■ Task prompt
For the data that follows, report how many lines contain the word "injury", and nothing else.

■ Supplied records
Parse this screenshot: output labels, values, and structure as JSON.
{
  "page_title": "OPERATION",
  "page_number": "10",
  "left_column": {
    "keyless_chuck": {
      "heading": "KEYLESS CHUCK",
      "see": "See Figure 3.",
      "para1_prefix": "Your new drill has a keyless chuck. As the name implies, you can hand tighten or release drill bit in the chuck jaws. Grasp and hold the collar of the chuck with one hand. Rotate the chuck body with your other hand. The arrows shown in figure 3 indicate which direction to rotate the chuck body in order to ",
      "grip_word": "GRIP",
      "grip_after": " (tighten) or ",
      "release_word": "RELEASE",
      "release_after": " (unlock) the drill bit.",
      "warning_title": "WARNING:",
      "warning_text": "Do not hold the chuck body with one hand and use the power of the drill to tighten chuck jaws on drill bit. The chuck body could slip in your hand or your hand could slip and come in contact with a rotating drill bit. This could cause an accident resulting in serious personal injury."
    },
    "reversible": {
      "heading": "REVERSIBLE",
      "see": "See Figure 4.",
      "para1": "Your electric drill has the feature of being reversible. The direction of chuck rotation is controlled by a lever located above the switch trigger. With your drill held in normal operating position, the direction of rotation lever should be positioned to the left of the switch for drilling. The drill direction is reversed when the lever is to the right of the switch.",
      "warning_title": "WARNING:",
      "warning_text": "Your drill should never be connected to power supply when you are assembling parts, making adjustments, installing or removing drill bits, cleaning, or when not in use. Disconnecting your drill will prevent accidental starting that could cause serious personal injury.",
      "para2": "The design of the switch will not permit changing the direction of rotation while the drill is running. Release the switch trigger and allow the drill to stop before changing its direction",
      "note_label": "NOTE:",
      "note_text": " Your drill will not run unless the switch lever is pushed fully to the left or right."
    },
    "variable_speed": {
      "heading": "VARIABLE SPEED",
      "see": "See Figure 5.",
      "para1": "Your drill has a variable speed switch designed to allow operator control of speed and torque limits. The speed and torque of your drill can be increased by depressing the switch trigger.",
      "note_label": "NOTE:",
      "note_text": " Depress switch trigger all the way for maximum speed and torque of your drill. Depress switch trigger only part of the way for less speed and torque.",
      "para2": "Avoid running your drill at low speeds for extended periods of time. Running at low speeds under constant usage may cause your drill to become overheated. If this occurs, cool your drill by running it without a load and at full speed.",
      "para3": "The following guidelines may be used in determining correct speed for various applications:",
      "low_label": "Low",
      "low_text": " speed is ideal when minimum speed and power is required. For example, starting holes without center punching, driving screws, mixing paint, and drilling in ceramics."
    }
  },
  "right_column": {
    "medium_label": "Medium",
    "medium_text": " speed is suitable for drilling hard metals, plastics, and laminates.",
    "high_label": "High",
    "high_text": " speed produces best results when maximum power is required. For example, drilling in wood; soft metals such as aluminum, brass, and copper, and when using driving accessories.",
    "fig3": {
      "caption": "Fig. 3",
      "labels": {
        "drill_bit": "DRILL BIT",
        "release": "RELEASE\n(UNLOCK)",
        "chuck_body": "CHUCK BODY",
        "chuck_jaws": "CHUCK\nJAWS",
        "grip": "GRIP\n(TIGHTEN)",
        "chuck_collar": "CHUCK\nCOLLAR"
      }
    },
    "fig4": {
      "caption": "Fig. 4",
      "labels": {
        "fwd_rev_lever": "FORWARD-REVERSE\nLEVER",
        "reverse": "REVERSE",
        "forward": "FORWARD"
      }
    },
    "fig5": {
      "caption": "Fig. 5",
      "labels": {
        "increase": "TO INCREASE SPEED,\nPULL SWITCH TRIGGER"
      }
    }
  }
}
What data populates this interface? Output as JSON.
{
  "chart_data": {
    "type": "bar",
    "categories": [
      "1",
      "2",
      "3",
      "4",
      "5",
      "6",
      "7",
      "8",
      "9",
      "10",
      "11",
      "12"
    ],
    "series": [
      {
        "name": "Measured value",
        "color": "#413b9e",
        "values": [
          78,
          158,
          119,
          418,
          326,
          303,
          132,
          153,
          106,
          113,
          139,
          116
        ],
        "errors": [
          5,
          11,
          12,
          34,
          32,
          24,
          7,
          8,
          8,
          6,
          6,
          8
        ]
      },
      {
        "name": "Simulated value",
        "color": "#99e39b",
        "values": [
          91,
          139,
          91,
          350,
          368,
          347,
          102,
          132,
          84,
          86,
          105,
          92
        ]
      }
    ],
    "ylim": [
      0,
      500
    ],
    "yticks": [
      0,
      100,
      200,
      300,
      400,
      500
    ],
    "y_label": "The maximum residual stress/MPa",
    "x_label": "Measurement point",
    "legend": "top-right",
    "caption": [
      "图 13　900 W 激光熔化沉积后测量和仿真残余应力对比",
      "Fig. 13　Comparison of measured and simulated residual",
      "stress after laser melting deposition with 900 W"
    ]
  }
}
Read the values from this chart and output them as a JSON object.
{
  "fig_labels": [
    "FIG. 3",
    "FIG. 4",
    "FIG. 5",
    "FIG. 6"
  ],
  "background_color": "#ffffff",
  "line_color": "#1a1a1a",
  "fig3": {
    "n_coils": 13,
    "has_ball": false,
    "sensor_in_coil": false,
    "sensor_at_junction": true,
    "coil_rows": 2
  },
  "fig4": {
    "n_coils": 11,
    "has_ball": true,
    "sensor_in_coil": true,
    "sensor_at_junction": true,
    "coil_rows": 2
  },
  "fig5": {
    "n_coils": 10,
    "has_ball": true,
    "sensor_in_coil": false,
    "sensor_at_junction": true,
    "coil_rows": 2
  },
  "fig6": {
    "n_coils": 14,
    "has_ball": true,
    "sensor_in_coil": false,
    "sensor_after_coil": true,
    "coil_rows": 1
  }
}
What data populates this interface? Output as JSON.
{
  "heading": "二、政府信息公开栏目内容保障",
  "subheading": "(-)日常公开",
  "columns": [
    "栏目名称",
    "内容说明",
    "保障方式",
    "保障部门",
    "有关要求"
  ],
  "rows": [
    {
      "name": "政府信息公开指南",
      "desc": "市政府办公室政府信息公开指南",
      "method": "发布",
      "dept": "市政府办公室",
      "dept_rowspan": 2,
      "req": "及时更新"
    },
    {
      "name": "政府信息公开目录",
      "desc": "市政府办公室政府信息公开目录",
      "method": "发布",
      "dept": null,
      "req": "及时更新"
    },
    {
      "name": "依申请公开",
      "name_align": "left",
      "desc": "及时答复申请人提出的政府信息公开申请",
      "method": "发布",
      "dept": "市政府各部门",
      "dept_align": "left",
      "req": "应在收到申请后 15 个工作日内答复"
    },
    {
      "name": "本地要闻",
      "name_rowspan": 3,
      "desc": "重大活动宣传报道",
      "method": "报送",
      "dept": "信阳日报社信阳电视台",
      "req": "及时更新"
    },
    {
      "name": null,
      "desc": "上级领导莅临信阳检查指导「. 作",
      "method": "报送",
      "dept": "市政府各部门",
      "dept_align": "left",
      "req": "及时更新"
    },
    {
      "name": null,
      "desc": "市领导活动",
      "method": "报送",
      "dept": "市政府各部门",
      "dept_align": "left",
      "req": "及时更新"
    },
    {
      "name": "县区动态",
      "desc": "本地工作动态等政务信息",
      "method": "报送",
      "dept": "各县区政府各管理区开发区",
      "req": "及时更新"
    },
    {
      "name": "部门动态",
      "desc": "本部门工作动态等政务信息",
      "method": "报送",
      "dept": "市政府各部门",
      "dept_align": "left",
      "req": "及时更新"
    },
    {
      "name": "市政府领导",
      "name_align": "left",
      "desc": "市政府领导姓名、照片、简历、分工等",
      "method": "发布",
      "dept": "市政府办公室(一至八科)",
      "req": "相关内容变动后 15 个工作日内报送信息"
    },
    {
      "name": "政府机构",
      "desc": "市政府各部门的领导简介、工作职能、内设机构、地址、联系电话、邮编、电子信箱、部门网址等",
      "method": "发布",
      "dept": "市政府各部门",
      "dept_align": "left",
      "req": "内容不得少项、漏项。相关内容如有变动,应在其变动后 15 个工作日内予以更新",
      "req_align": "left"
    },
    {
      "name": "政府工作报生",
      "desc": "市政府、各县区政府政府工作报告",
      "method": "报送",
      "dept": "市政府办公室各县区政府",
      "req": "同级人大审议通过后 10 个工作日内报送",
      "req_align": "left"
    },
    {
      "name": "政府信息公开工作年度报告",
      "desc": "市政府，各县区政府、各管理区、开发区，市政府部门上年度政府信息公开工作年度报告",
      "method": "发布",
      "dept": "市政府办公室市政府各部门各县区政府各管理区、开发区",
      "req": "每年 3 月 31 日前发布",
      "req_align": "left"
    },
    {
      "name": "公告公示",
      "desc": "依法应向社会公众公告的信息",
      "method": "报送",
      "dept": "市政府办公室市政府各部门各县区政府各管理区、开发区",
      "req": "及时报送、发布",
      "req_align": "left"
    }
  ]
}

■ Result of this task
2